◆ Materials provided ◆
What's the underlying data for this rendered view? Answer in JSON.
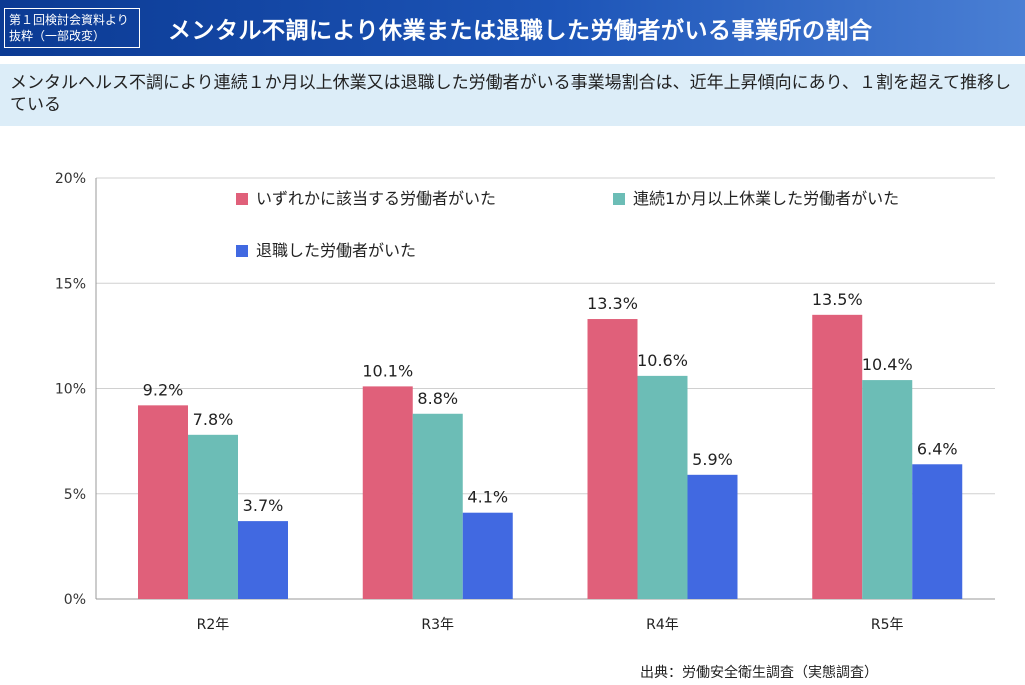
{
  "header": {
    "source_label_line1": "第１回検討会資料より",
    "source_label_line2": "抜粋（一部改変）",
    "title": "メンタル不調により休業または退職した労働者がいる事業所の割合"
  },
  "subtitle": "メンタルヘルス不調により連続１か月以上休業又は退職した労働者がいる事業場割合は、近年上昇傾向にあり、１割を超えて推移している",
  "footer": {
    "source": "出典：労働安全衛生調査（実態調査）"
  },
  "colors": {
    "header_start": "#0b3a93",
    "header_end": "#4a7fd4",
    "subtitle_band": "#dcedf8",
    "series": [
      "#e0607a",
      "#6cbdb6",
      "#4169e1"
    ]
  },
  "chart_data": {
    "type": "bar",
    "categories": [
      "R2年",
      "R3年",
      "R4年",
      "R5年"
    ],
    "series": [
      {
        "name": "いずれかに該当する労働者がいた",
        "values": [
          9.2,
          10.1,
          13.3,
          13.5
        ],
        "labels": [
          "9.2%",
          "10.1%",
          "13.3%",
          "13.5%"
        ]
      },
      {
        "name": "連続1か月以上休業した労働者がいた",
        "values": [
          7.8,
          8.8,
          10.6,
          10.4
        ],
        "labels": [
          "7.8%",
          "8.8%",
          "10.6%",
          "10.4%"
        ]
      },
      {
        "name": "退職した労働者がいた",
        "values": [
          3.7,
          4.1,
          5.9,
          6.4
        ],
        "labels": [
          "3.7%",
          "4.1%",
          "5.9%",
          "6.4%"
        ]
      }
    ],
    "ylim": [
      0,
      20
    ],
    "yticks": [
      0,
      5,
      10,
      15,
      20
    ],
    "ytick_labels": [
      "0%",
      "5%",
      "10%",
      "15%",
      "20%"
    ],
    "grid": true,
    "legend_position": "top-inside"
  }
}
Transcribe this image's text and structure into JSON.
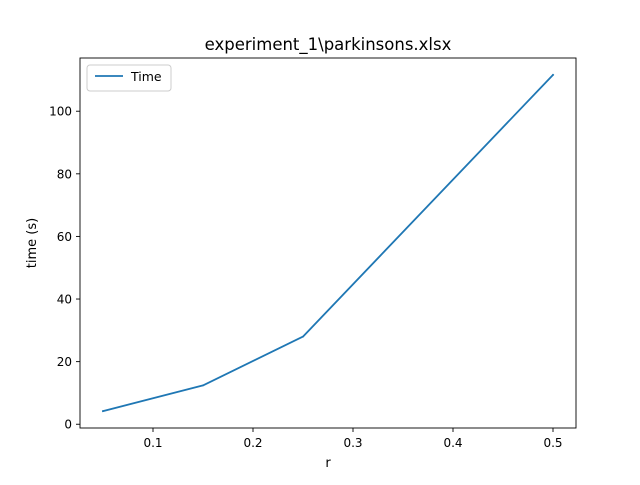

◆ Task instructions ◆
Copy each line containing the word "this" from the data.

◆ Written answer ◆
What's the underlying data for this rendered view? Answer in JSON.
Transcribe this image's text and structure into JSON.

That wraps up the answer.